=== Section Start ===

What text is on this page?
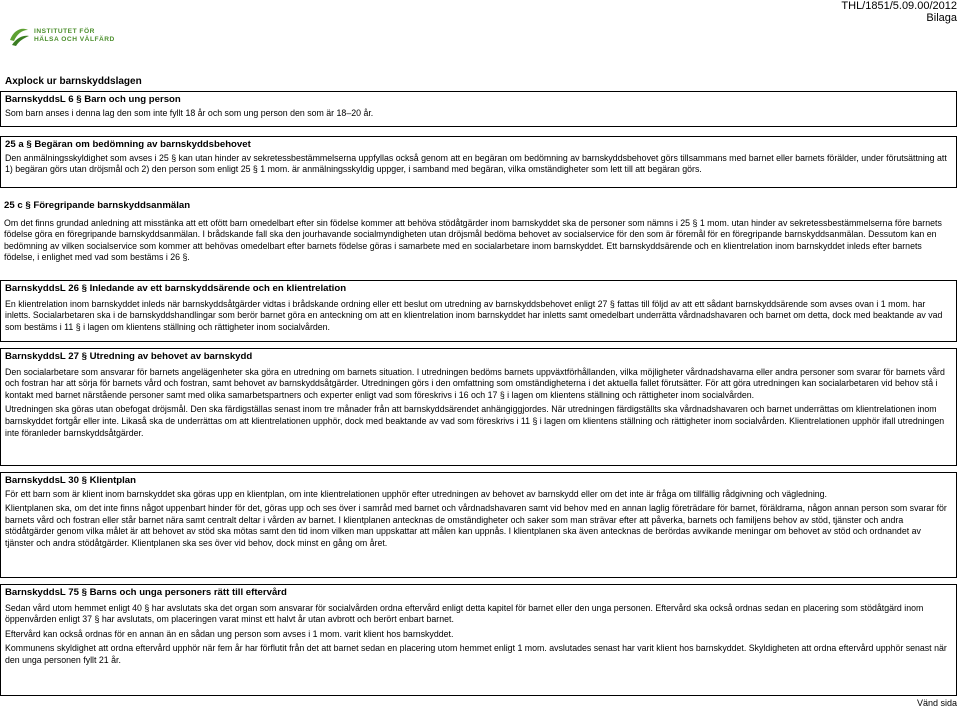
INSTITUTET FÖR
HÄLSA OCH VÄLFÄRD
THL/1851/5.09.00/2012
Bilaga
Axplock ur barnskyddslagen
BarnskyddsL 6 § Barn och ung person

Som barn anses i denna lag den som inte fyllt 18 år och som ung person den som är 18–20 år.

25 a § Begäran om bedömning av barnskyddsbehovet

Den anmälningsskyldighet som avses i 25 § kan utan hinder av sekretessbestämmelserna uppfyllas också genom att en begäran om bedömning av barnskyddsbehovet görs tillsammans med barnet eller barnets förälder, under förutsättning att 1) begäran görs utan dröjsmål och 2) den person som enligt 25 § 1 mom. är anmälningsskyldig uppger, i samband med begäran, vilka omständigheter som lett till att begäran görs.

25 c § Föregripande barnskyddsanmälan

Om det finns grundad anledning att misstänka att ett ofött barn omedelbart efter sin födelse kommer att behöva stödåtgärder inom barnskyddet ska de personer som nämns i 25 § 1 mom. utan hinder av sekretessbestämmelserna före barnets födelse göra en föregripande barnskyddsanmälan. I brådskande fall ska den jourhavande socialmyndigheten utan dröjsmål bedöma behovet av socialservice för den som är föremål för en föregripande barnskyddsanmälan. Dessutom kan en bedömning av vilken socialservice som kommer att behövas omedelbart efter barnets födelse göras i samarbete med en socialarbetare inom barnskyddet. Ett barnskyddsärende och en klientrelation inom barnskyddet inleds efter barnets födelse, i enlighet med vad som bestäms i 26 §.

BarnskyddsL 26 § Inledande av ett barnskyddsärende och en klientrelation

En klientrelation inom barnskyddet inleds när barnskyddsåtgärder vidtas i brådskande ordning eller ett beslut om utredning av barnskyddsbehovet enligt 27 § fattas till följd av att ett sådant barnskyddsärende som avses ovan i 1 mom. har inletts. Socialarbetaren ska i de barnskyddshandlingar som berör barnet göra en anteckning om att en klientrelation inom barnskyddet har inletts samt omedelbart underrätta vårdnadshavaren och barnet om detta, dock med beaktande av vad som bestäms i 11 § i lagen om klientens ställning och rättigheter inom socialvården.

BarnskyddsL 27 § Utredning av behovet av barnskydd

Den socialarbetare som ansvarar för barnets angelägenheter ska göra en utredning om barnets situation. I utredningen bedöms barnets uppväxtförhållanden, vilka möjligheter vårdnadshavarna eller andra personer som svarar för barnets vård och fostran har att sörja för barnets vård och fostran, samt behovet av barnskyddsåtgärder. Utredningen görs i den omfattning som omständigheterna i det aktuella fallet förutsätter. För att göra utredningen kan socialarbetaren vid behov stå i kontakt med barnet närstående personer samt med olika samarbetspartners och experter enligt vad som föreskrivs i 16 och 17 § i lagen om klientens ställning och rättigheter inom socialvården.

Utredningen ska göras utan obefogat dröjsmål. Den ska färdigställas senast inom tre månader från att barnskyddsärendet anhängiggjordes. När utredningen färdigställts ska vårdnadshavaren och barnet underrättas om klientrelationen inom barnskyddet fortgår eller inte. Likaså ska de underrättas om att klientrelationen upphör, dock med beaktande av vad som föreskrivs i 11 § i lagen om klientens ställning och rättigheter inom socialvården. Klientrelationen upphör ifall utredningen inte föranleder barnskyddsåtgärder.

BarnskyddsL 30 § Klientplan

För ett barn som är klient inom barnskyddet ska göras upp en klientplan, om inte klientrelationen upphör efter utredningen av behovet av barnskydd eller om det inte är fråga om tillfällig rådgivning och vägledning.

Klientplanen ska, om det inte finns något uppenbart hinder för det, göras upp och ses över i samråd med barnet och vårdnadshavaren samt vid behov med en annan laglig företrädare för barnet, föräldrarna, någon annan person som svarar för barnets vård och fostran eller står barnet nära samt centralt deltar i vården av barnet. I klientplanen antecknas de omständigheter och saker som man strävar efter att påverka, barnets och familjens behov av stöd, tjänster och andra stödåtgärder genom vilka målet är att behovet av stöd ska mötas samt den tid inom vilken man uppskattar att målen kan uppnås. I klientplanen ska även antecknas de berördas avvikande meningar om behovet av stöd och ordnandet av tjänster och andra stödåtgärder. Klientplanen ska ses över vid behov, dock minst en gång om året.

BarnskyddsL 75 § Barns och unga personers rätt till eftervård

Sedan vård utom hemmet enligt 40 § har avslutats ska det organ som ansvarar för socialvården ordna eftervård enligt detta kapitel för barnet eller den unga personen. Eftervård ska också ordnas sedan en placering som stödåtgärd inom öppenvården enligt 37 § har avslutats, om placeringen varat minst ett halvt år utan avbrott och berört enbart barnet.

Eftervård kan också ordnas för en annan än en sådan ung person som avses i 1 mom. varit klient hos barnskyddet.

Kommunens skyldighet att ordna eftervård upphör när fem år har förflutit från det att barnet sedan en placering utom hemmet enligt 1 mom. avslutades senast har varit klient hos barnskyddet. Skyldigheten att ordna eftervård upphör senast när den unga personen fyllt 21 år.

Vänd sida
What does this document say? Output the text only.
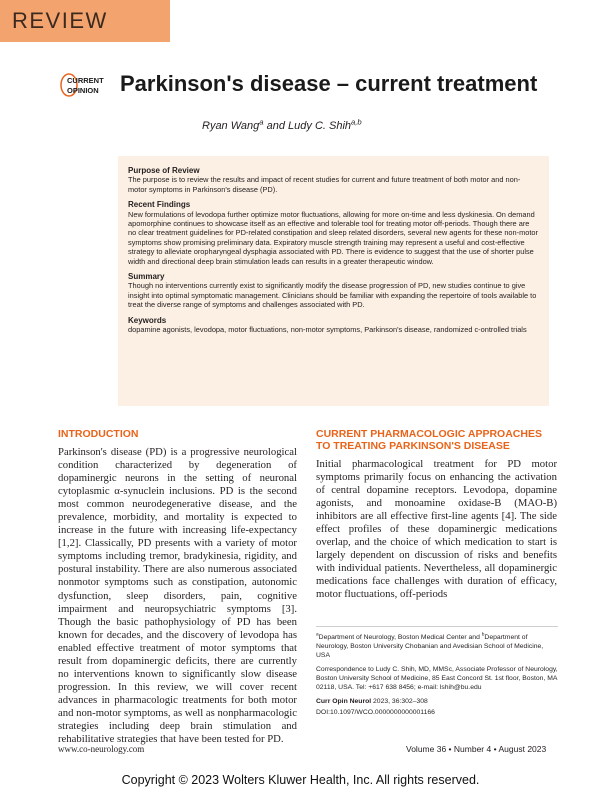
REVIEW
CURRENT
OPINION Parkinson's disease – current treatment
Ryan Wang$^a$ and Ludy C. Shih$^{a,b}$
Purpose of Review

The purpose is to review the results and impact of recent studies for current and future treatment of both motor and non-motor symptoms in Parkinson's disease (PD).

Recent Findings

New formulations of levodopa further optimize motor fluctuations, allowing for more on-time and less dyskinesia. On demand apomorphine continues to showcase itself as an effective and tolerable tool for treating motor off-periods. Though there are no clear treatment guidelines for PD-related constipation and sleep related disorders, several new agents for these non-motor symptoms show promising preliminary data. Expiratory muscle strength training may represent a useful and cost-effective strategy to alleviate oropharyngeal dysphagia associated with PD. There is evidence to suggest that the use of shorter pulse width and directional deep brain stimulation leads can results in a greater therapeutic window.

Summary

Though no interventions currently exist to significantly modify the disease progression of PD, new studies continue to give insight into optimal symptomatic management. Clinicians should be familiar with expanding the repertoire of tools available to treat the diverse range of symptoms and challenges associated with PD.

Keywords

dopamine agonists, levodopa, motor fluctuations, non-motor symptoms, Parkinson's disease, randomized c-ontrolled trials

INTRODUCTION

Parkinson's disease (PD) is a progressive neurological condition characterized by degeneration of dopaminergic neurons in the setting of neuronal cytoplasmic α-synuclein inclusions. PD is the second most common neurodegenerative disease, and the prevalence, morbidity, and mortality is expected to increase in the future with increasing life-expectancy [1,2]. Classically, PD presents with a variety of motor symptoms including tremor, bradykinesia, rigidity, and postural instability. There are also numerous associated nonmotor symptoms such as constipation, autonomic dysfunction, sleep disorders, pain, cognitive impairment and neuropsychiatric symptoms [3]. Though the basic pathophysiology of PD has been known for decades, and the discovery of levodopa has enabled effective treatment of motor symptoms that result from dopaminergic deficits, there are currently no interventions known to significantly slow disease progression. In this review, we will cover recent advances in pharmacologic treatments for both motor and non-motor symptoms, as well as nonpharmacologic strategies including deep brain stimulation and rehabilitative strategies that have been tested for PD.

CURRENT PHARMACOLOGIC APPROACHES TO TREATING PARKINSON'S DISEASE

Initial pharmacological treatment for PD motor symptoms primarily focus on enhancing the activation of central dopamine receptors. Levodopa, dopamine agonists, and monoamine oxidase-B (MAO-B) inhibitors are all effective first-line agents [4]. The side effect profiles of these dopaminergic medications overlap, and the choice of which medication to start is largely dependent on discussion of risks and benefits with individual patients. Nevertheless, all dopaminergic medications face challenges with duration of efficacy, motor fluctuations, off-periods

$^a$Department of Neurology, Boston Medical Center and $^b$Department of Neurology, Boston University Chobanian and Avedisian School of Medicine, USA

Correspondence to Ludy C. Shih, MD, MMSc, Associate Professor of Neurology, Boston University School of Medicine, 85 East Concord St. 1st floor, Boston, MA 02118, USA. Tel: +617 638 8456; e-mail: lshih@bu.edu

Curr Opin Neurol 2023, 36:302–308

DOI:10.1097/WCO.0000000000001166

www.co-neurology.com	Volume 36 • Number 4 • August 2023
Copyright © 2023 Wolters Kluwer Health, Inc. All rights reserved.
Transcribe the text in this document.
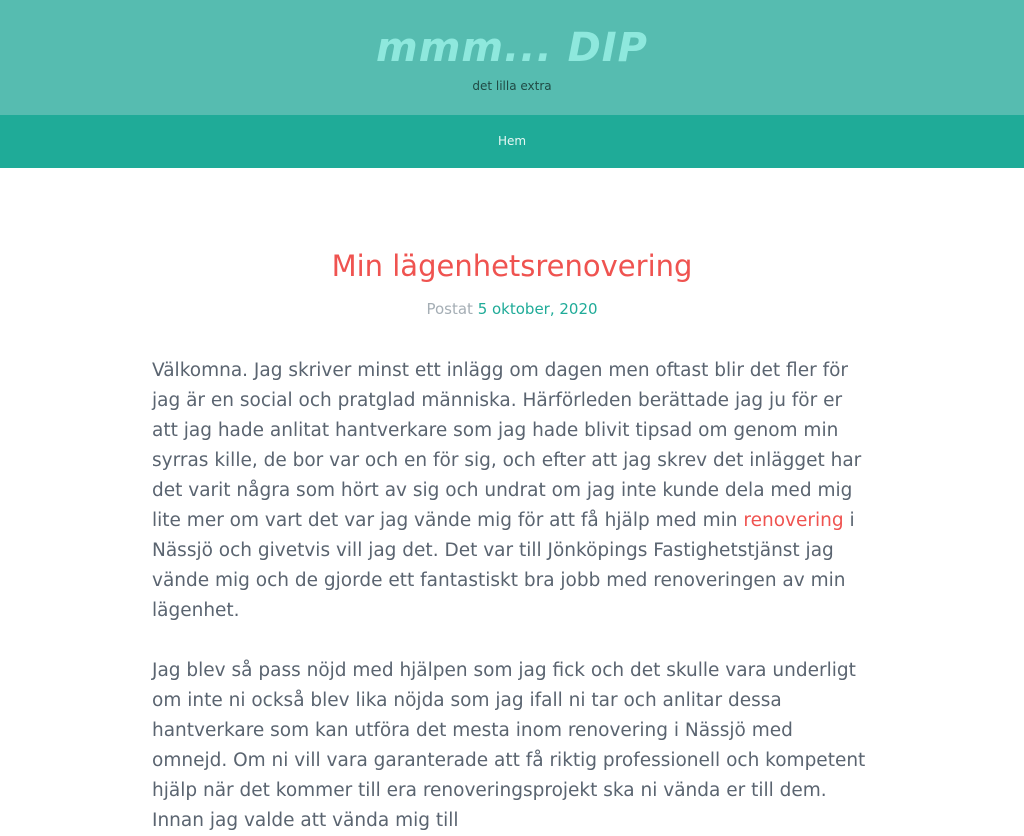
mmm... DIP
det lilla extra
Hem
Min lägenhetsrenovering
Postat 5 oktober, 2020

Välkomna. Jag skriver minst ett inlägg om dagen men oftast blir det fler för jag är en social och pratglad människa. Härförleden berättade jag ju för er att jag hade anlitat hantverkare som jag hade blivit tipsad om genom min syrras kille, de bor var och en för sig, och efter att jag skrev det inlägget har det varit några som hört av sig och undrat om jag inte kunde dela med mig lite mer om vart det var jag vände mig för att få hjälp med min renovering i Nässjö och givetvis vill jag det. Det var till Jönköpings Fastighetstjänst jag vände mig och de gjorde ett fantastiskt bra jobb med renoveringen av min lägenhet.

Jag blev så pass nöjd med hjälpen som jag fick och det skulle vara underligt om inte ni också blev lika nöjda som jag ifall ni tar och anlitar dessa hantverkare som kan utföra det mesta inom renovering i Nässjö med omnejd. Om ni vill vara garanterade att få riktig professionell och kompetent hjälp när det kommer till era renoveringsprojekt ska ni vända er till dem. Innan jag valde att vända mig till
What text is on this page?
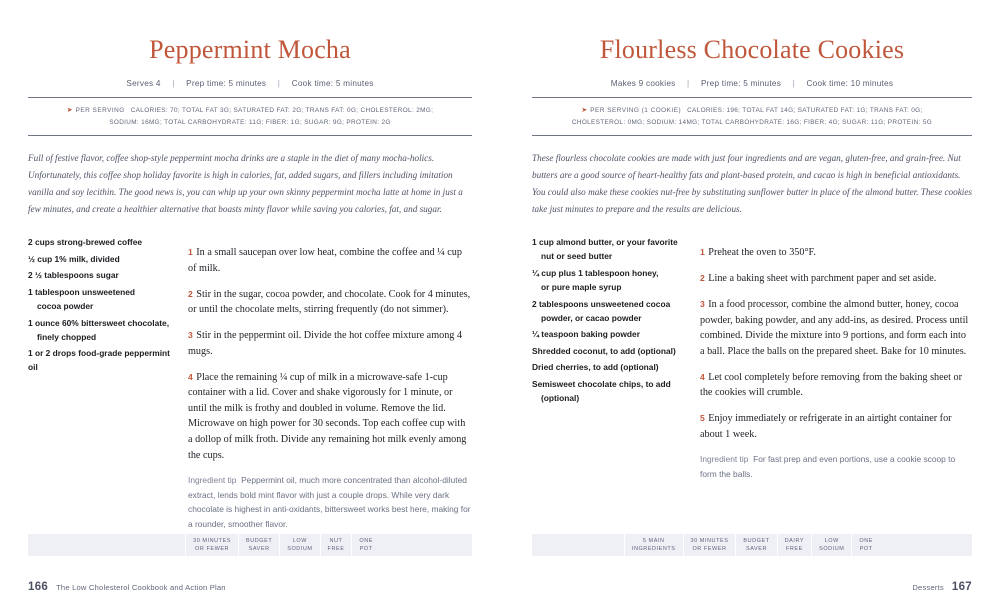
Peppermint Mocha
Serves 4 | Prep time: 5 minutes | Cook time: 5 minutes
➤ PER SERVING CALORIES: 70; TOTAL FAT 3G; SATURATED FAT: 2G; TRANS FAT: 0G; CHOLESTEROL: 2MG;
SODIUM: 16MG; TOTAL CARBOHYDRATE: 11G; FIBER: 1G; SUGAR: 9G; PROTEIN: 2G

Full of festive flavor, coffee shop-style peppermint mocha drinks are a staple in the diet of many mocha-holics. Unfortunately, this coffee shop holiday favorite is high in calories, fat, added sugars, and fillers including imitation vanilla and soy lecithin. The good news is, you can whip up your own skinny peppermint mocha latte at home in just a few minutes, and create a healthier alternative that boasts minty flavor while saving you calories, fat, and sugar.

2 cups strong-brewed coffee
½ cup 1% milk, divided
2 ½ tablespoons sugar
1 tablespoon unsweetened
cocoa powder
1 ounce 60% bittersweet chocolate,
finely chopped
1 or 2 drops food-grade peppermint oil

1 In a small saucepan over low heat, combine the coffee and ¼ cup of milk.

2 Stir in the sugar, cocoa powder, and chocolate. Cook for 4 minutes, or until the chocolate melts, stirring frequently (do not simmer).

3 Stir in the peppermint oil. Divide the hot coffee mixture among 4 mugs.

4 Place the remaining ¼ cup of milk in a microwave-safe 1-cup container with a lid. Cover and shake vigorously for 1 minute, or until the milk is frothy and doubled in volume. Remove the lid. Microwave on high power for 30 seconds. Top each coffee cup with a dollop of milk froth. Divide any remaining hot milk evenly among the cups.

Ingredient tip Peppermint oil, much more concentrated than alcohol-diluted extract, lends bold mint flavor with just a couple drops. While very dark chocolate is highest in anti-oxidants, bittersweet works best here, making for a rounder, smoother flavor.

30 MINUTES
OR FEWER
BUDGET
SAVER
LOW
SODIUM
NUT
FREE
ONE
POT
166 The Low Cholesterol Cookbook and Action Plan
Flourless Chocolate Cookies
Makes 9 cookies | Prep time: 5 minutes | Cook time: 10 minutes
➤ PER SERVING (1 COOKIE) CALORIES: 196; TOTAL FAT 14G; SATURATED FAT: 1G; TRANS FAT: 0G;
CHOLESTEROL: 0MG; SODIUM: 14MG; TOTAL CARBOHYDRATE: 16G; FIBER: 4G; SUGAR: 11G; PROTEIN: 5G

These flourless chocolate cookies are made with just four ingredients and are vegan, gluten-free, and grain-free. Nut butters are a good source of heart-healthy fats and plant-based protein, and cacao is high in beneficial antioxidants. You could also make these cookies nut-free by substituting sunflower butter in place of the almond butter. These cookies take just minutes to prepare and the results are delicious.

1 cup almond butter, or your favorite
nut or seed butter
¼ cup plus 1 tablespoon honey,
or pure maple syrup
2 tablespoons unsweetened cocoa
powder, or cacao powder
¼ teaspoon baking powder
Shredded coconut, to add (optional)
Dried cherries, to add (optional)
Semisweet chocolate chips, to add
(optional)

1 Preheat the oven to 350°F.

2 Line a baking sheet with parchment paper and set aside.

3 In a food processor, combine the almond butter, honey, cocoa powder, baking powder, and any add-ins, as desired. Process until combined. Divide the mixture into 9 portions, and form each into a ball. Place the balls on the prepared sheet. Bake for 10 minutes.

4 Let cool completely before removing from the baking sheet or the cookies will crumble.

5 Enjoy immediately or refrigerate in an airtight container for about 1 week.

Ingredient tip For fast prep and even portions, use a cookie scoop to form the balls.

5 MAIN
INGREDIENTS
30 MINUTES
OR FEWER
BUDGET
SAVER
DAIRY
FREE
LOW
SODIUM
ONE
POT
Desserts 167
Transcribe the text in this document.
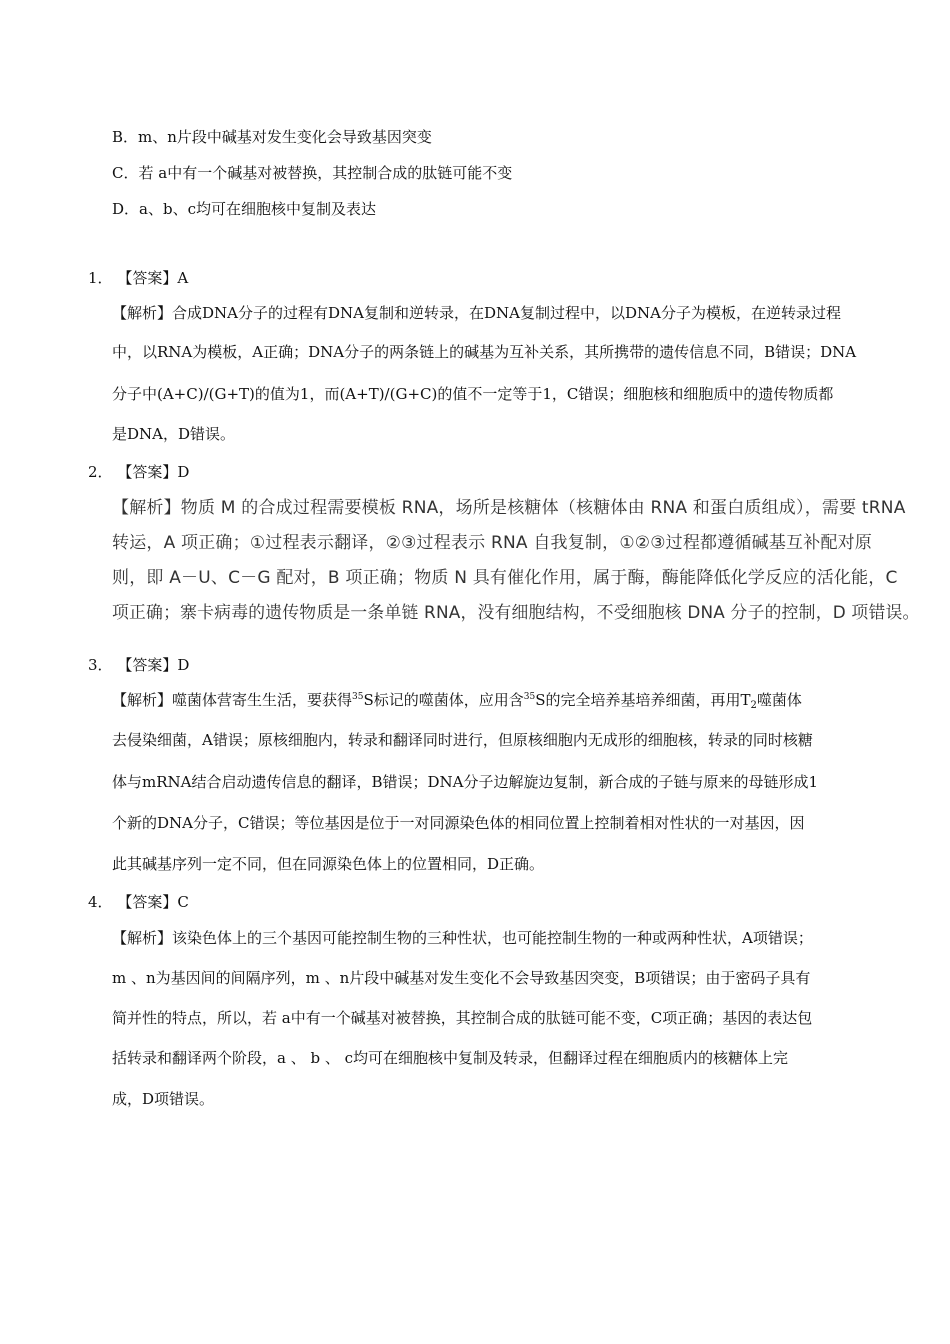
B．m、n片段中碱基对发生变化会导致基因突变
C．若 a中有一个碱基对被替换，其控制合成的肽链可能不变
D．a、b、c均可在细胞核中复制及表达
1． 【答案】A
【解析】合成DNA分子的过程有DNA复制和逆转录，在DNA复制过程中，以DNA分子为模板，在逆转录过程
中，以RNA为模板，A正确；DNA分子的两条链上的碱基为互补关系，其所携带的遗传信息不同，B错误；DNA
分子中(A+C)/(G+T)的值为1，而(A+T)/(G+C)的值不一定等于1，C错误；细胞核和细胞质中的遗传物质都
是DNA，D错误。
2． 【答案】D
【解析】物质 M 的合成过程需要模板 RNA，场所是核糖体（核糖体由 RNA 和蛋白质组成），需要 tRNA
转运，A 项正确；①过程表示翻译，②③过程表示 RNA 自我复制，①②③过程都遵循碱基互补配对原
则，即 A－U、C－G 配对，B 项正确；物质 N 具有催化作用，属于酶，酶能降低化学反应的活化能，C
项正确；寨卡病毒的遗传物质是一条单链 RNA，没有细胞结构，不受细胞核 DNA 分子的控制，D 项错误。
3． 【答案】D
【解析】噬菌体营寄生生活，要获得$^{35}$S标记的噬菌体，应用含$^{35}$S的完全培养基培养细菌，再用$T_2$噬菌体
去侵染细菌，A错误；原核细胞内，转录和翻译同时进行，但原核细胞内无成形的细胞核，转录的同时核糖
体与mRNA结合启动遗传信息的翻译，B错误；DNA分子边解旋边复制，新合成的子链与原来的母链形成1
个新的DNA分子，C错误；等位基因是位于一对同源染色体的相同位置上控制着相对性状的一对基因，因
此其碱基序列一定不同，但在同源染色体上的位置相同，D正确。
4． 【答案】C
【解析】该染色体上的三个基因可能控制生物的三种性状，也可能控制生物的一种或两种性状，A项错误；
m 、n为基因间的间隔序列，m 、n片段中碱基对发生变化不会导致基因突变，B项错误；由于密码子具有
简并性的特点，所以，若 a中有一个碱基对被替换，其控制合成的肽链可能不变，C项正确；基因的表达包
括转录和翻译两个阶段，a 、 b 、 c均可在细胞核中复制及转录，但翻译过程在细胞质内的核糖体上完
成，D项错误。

=== Section End ===

● YOUR ASSIGNMENT
Scan the entries above and return each line that holds "cacao".

● REPLY TO THE EXERCISE
These flourless chocolate cookies are made with just four ingredients and are vegan, gluten-free, and grain-free. Nut butters are a good source of heart-healthy fats and plant-based protein, and cacao is high in beneficial antioxidants. You could also make these cookies nut-free by substituting sunflower butter in place of the almond butter. These cookies take just minutes to prepare and the results are delicious.
powder, or cacao powder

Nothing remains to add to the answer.